== Goal ==
Present the following entries again, word for word and in full.

== Dataset records ==
+++++

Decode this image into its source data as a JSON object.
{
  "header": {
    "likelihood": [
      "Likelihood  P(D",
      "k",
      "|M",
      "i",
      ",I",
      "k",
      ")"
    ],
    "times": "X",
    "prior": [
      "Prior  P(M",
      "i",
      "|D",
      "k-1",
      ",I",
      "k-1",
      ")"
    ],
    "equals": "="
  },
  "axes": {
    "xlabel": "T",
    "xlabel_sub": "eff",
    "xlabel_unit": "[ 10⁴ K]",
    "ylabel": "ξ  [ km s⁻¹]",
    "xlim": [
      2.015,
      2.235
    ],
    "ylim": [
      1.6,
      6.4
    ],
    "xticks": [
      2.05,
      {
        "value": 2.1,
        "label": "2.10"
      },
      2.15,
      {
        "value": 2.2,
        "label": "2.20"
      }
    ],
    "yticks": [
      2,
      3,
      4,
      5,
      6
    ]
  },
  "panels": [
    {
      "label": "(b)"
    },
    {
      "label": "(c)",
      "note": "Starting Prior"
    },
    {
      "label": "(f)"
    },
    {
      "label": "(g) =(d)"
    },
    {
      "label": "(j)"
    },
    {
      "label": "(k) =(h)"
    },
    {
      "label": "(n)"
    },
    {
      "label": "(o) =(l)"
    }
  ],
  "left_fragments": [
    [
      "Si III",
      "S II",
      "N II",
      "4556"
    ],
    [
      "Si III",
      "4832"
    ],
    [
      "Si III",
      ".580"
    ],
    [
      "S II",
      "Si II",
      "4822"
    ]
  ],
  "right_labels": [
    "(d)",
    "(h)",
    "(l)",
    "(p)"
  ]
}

+++++

== Response ==
Decode this image into its source data as a JSON object.
{
  "header": {
    "likelihood": [
      "Likelihood  P(D",
      "k",
      "|M",
      "i",
      ",I",
      "k",
      ")"
    ],
    "times": "X",
    "prior": [
      "Prior  P(M",
      "i",
      "|D",
      "k-1",
      ",I",
      "k-1",
      ")"
    ],
    "equals": "="
  },
  "axes": {
    "xlabel": "T",
    "xlabel_sub": "eff",
    "xlabel_unit": "[ 10⁴ K]",
    "ylabel": "ξ  [ km s⁻¹]",
    "xlim": [
      2.015,
      2.235
    ],
    "ylim": [
      1.6,
      6.4
    ],
    "xticks": [
      2.05,
      {
        "value": 2.1,
        "label": "2.10"
      },
      2.15,
      {
        "value": 2.2,
        "label": "2.20"
      }
    ],
    "yticks": [
      2,
      3,
      4,
      5,
      6
    ]
  },
  "panels": [
    {
      "label": "(b)"
    },
    {
      "label": "(c)",
      "note": "Starting Prior"
    },
    {
      "label": "(f)"
    },
    {
      "label": "(g) =(d)"
    },
    {
      "label": "(j)"
    },
    {
      "label": "(k) =(h)"
    },
    {
      "label": "(n)"
    },
    {
      "label": "(o) =(l)"
    }
  ],
  "left_fragments": [
    [
      "Si III",
      "S II",
      "N II",
      "4556"
    ],
    [
      "Si III",
      "4832"
    ],
    [
      "Si III",
      ".580"
    ],
    [
      "S II",
      "Si II",
      "4822"
    ]
  ],
  "right_labels": [
    "(d)",
    "(h)",
    "(l)",
    "(p)"
  ]
}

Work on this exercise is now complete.